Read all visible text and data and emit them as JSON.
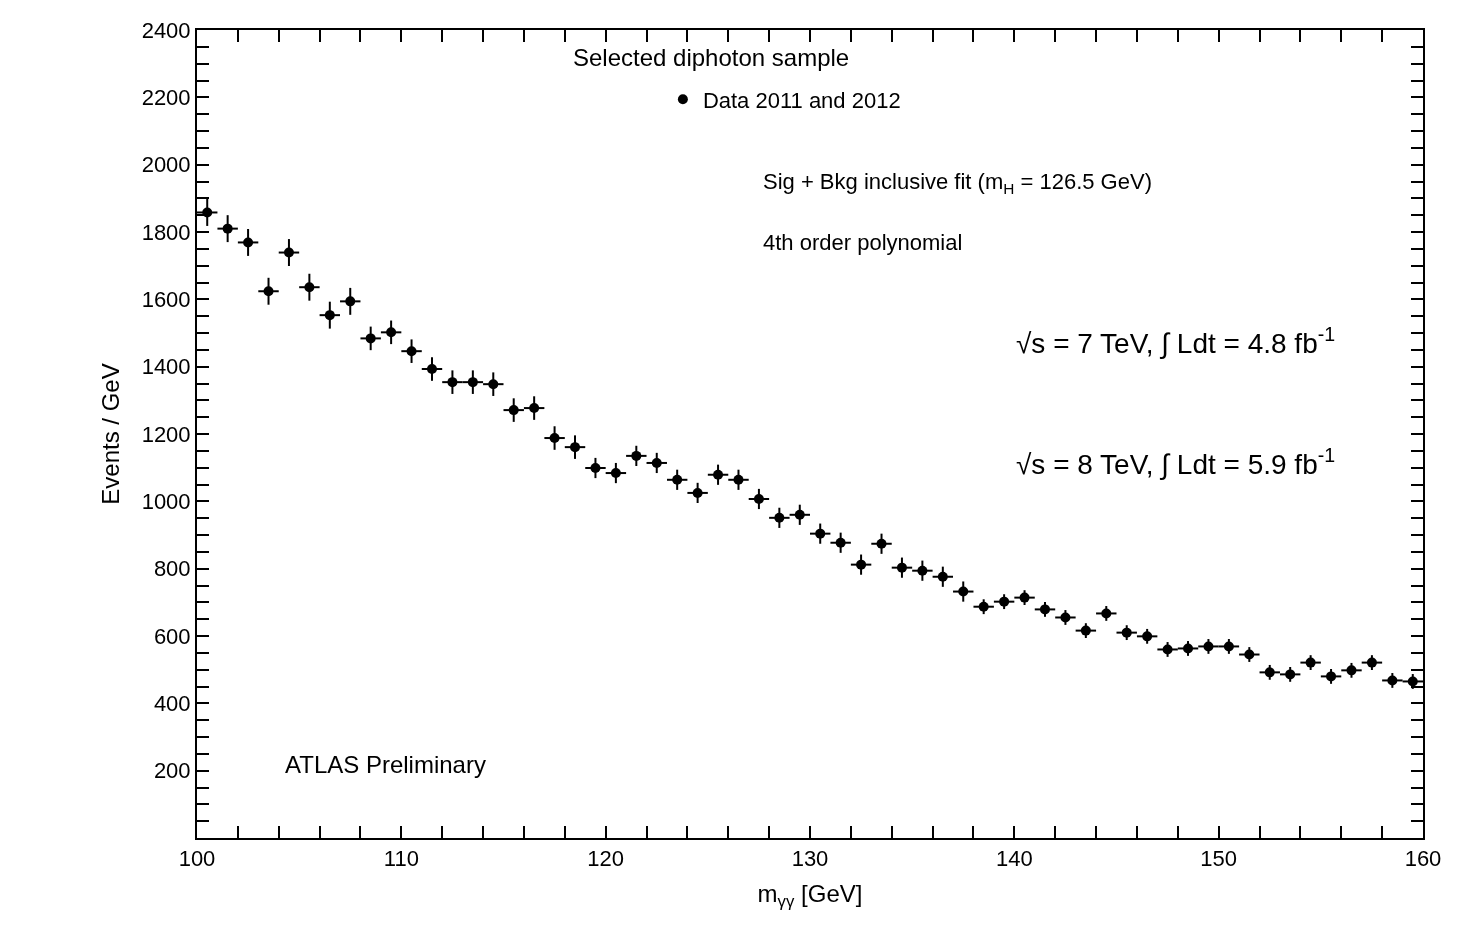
{
  "chart_data": {
    "type": "scatter",
    "xlabel": "m$_{γγ}$ [GeV]",
    "ylabel": "Events / GeV",
    "annotations": [
      "Selected diphoton sample",
      "Sig + Bkg inclusive fit (m$_{H}$ = 126.5 GeV)",
      "4th order polynomial",
      "√s = 7 TeV, ∫ Ldt = 4.8 fb$^{-1}$",
      "√s = 8 TeV, ∫ Ldt = 5.9 fb$^{-1}$",
      "ATLAS Preliminary"
    ],
    "x": [
      100.5,
      101.5,
      102.5,
      103.5,
      104.5,
      105.5,
      106.5,
      107.5,
      108.5,
      109.5,
      110.5,
      111.5,
      112.5,
      113.5,
      114.5,
      115.5,
      116.5,
      117.5,
      118.5,
      119.5,
      120.5,
      121.5,
      122.5,
      123.5,
      124.5,
      125.5,
      126.5,
      127.5,
      128.5,
      129.5,
      130.5,
      131.5,
      132.5,
      133.5,
      134.5,
      135.5,
      136.5,
      137.5,
      138.5,
      139.5,
      140.5,
      141.5,
      142.5,
      143.5,
      144.5,
      145.5,
      146.5,
      147.5,
      148.5,
      149.5,
      150.5,
      151.5,
      152.5,
      153.5,
      154.5,
      155.5,
      156.5,
      157.5,
      158.5,
      159.5
    ],
    "series": [
      {
        "name": "Data 2011 and 2012",
        "color": "#000000",
        "values": [
          1858,
          1810,
          1769,
          1624,
          1739,
          1636,
          1553,
          1594,
          1484,
          1502,
          1446,
          1393,
          1354,
          1354,
          1348,
          1271,
          1277,
          1188,
          1161,
          1099,
          1084,
          1135,
          1114,
          1064,
          1025,
          1079,
          1064,
          1007,
          951,
          960,
          904,
          877,
          812,
          874,
          803,
          794,
          776,
          732,
          687,
          702,
          714,
          679,
          655,
          616,
          667,
          610,
          599,
          560,
          563,
          569,
          569,
          545,
          492,
          486,
          521,
          480,
          498,
          521,
          468,
          465
        ],
        "errors": [
          40,
          40,
          40,
          40,
          40,
          40,
          40,
          40,
          35,
          35,
          35,
          35,
          35,
          35,
          35,
          35,
          35,
          35,
          35,
          30,
          30,
          30,
          30,
          30,
          30,
          30,
          30,
          30,
          30,
          30,
          30,
          30,
          30,
          30,
          30,
          30,
          30,
          30,
          22,
          22,
          22,
          22,
          22,
          22,
          22,
          22,
          22,
          22,
          22,
          22,
          22,
          22,
          22,
          22,
          22,
          22,
          22,
          22,
          22,
          22
        ],
        "xerrors": [
          0.5,
          0.5,
          0.5,
          0.5,
          0.5,
          0.5,
          0.5,
          0.5,
          0.5,
          0.5,
          0.5,
          0.5,
          0.5,
          0.5,
          0.5,
          0.5,
          0.5,
          0.5,
          0.5,
          0.5,
          0.5,
          0.5,
          0.5,
          0.5,
          0.5,
          0.5,
          0.5,
          0.5,
          0.5,
          0.5,
          0.5,
          0.5,
          0.5,
          0.5,
          0.5,
          0.5,
          0.5,
          0.5,
          0.5,
          0.5,
          0.5,
          0.5,
          0.5,
          0.5,
          0.5,
          0.5,
          0.5,
          0.5,
          0.5,
          0.5,
          0.5,
          0.5,
          0.5,
          0.5,
          0.5,
          0.5,
          0.5,
          0.5,
          0.5,
          0.5
        ]
      }
    ],
    "xlim": [
      100,
      160
    ],
    "xticks": [
      100,
      {
        "value": 102,
        "label": null
      },
      {
        "value": 104,
        "label": null
      },
      {
        "value": 106,
        "label": null
      },
      {
        "value": 108,
        "label": null
      },
      110,
      {
        "value": 112,
        "label": null
      },
      {
        "value": 114,
        "label": null
      },
      {
        "value": 116,
        "label": null
      },
      {
        "value": 118,
        "label": null
      },
      120,
      {
        "value": 122,
        "label": null
      },
      {
        "value": 124,
        "label": null
      },
      {
        "value": 126,
        "label": null
      },
      {
        "value": 128,
        "label": null
      },
      130,
      {
        "value": 132,
        "label": null
      },
      {
        "value": 134,
        "label": null
      },
      {
        "value": 136,
        "label": null
      },
      {
        "value": 138,
        "label": null
      },
      140,
      {
        "value": 142,
        "label": null
      },
      {
        "value": 144,
        "label": null
      },
      {
        "value": 146,
        "label": null
      },
      {
        "value": 148,
        "label": null
      },
      150,
      {
        "value": 152,
        "label": null
      },
      {
        "value": 154,
        "label": null
      },
      {
        "value": 156,
        "label": null
      },
      {
        "value": 158,
        "label": null
      },
      160
    ],
    "ylim": [
      0,
      2400
    ],
    "yticks": [
      {
        "value": 50,
        "label": null
      },
      {
        "value": 100,
        "label": null
      },
      {
        "value": 150,
        "label": null
      },
      200,
      {
        "value": 250,
        "label": null
      },
      {
        "value": 300,
        "label": null
      },
      {
        "value": 350,
        "label": null
      },
      400,
      {
        "value": 450,
        "label": null
      },
      {
        "value": 500,
        "label": null
      },
      {
        "value": 550,
        "label": null
      },
      600,
      {
        "value": 650,
        "label": null
      },
      {
        "value": 700,
        "label": null
      },
      {
        "value": 750,
        "label": null
      },
      800,
      {
        "value": 850,
        "label": null
      },
      {
        "value": 900,
        "label": null
      },
      {
        "value": 950,
        "label": null
      },
      1000,
      {
        "value": 1050,
        "label": null
      },
      {
        "value": 1100,
        "label": null
      },
      {
        "value": 1150,
        "label": null
      },
      1200,
      {
        "value": 1250,
        "label": null
      },
      {
        "value": 1300,
        "label": null
      },
      {
        "value": 1350,
        "label": null
      },
      1400,
      {
        "value": 1450,
        "label": null
      },
      {
        "value": 1500,
        "label": null
      },
      {
        "value": 1550,
        "label": null
      },
      1600,
      {
        "value": 1650,
        "label": null
      },
      {
        "value": 1700,
        "label": null
      },
      {
        "value": 1750,
        "label": null
      },
      1800,
      {
        "value": 1850,
        "label": null
      },
      {
        "value": 1900,
        "label": null
      },
      {
        "value": 1950,
        "label": null
      },
      2000,
      {
        "value": 2050,
        "label": null
      },
      {
        "value": 2100,
        "label": null
      },
      {
        "value": 2150,
        "label": null
      },
      2200,
      {
        "value": 2250,
        "label": null
      },
      {
        "value": 2300,
        "label": null
      },
      {
        "value": 2350,
        "label": null
      },
      2400
    ],
    "legend": "top",
    "marker": "circle"
  }
}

* _Set problem_
All of the entries need to be transcribed word for word; pictures are left out.

* _Result of this exercise_
Read all visible text and data and emit them as JSON.
{
  "chart_data": {
    "type": "scatter",
    "xlabel": "m$_{γγ}$ [GeV]",
    "ylabel": "Events / GeV",
    "annotations": [
      "Selected diphoton sample",
      "Sig + Bkg inclusive fit (m$_{H}$ = 126.5 GeV)",
      "4th order polynomial",
      "√s = 7 TeV, ∫ Ldt = 4.8 fb$^{-1}$",
      "√s = 8 TeV, ∫ Ldt = 5.9 fb$^{-1}$",
      "ATLAS Preliminary"
    ],
    "x": [
      100.5,
      101.5,
      102.5,
      103.5,
      104.5,
      105.5,
      106.5,
      107.5,
      108.5,
      109.5,
      110.5,
      111.5,
      112.5,
      113.5,
      114.5,
      115.5,
      116.5,
      117.5,
      118.5,
      119.5,
      120.5,
      121.5,
      122.5,
      123.5,
      124.5,
      125.5,
      126.5,
      127.5,
      128.5,
      129.5,
      130.5,
      131.5,
      132.5,
      133.5,
      134.5,
      135.5,
      136.5,
      137.5,
      138.5,
      139.5,
      140.5,
      141.5,
      142.5,
      143.5,
      144.5,
      145.5,
      146.5,
      147.5,
      148.5,
      149.5,
      150.5,
      151.5,
      152.5,
      153.5,
      154.5,
      155.5,
      156.5,
      157.5,
      158.5,
      159.5
    ],
    "series": [
      {
        "name": "Data 2011 and 2012",
        "color": "#000000",
        "values": [
          1858,
          1810,
          1769,
          1624,
          1739,
          1636,
          1553,
          1594,
          1484,
          1502,
          1446,
          1393,
          1354,
          1354,
          1348,
          1271,
          1277,
          1188,
          1161,
          1099,
          1084,
          1135,
          1114,
          1064,
          1025,
          1079,
          1064,
          1007,
          951,
          960,
          904,
          877,
          812,
          874,
          803,
          794,
          776,
          732,
          687,
          702,
          714,
          679,
          655,
          616,
          667,
          610,
          599,
          560,
          563,
          569,
          569,
          545,
          492,
          486,
          521,
          480,
          498,
          521,
          468,
          465
        ],
        "errors": [
          40,
          40,
          40,
          40,
          40,
          40,
          40,
          40,
          35,
          35,
          35,
          35,
          35,
          35,
          35,
          35,
          35,
          35,
          35,
          30,
          30,
          30,
          30,
          30,
          30,
          30,
          30,
          30,
          30,
          30,
          30,
          30,
          30,
          30,
          30,
          30,
          30,
          30,
          22,
          22,
          22,
          22,
          22,
          22,
          22,
          22,
          22,
          22,
          22,
          22,
          22,
          22,
          22,
          22,
          22,
          22,
          22,
          22,
          22,
          22
        ],
        "xerrors": [
          0.5,
          0.5,
          0.5,
          0.5,
          0.5,
          0.5,
          0.5,
          0.5,
          0.5,
          0.5,
          0.5,
          0.5,
          0.5,
          0.5,
          0.5,
          0.5,
          0.5,
          0.5,
          0.5,
          0.5,
          0.5,
          0.5,
          0.5,
          0.5,
          0.5,
          0.5,
          0.5,
          0.5,
          0.5,
          0.5,
          0.5,
          0.5,
          0.5,
          0.5,
          0.5,
          0.5,
          0.5,
          0.5,
          0.5,
          0.5,
          0.5,
          0.5,
          0.5,
          0.5,
          0.5,
          0.5,
          0.5,
          0.5,
          0.5,
          0.5,
          0.5,
          0.5,
          0.5,
          0.5,
          0.5,
          0.5,
          0.5,
          0.5,
          0.5,
          0.5
        ]
      }
    ],
    "xlim": [
      100,
      160
    ],
    "xticks": [
      100,
      {
        "value": 102,
        "label": null
      },
      {
        "value": 104,
        "label": null
      },
      {
        "value": 106,
        "label": null
      },
      {
        "value": 108,
        "label": null
      },
      110,
      {
        "value": 112,
        "label": null
      },
      {
        "value": 114,
        "label": null
      },
      {
        "value": 116,
        "label": null
      },
      {
        "value": 118,
        "label": null
      },
      120,
      {
        "value": 122,
        "label": null
      },
      {
        "value": 124,
        "label": null
      },
      {
        "value": 126,
        "label": null
      },
      {
        "value": 128,
        "label": null
      },
      130,
      {
        "value": 132,
        "label": null
      },
      {
        "value": 134,
        "label": null
      },
      {
        "value": 136,
        "label": null
      },
      {
        "value": 138,
        "label": null
      },
      140,
      {
        "value": 142,
        "label": null
      },
      {
        "value": 144,
        "label": null
      },
      {
        "value": 146,
        "label": null
      },
      {
        "value": 148,
        "label": null
      },
      150,
      {
        "value": 152,
        "label": null
      },
      {
        "value": 154,
        "label": null
      },
      {
        "value": 156,
        "label": null
      },
      {
        "value": 158,
        "label": null
      },
      160
    ],
    "ylim": [
      0,
      2400
    ],
    "yticks": [
      {
        "value": 50,
        "label": null
      },
      {
        "value": 100,
        "label": null
      },
      {
        "value": 150,
        "label": null
      },
      200,
      {
        "value": 250,
        "label": null
      },
      {
        "value": 300,
        "label": null
      },
      {
        "value": 350,
        "label": null
      },
      400,
      {
        "value": 450,
        "label": null
      },
      {
        "value": 500,
        "label": null
      },
      {
        "value": 550,
        "label": null
      },
      600,
      {
        "value": 650,
        "label": null
      },
      {
        "value": 700,
        "label": null
      },
      {
        "value": 750,
        "label": null
      },
      800,
      {
        "value": 850,
        "label": null
      },
      {
        "value": 900,
        "label": null
      },
      {
        "value": 950,
        "label": null
      },
      1000,
      {
        "value": 1050,
        "label": null
      },
      {
        "value": 1100,
        "label": null
      },
      {
        "value": 1150,
        "label": null
      },
      1200,
      {
        "value": 1250,
        "label": null
      },
      {
        "value": 1300,
        "label": null
      },
      {
        "value": 1350,
        "label": null
      },
      1400,
      {
        "value": 1450,
        "label": null
      },
      {
        "value": 1500,
        "label": null
      },
      {
        "value": 1550,
        "label": null
      },
      1600,
      {
        "value": 1650,
        "label": null
      },
      {
        "value": 1700,
        "label": null
      },
      {
        "value": 1750,
        "label": null
      },
      1800,
      {
        "value": 1850,
        "label": null
      },
      {
        "value": 1900,
        "label": null
      },
      {
        "value": 1950,
        "label": null
      },
      2000,
      {
        "value": 2050,
        "label": null
      },
      {
        "value": 2100,
        "label": null
      },
      {
        "value": 2150,
        "label": null
      },
      2200,
      {
        "value": 2250,
        "label": null
      },
      {
        "value": 2300,
        "label": null
      },
      {
        "value": 2350,
        "label": null
      },
      2400
    ],
    "legend": "top",
    "marker": "circle"
  }
}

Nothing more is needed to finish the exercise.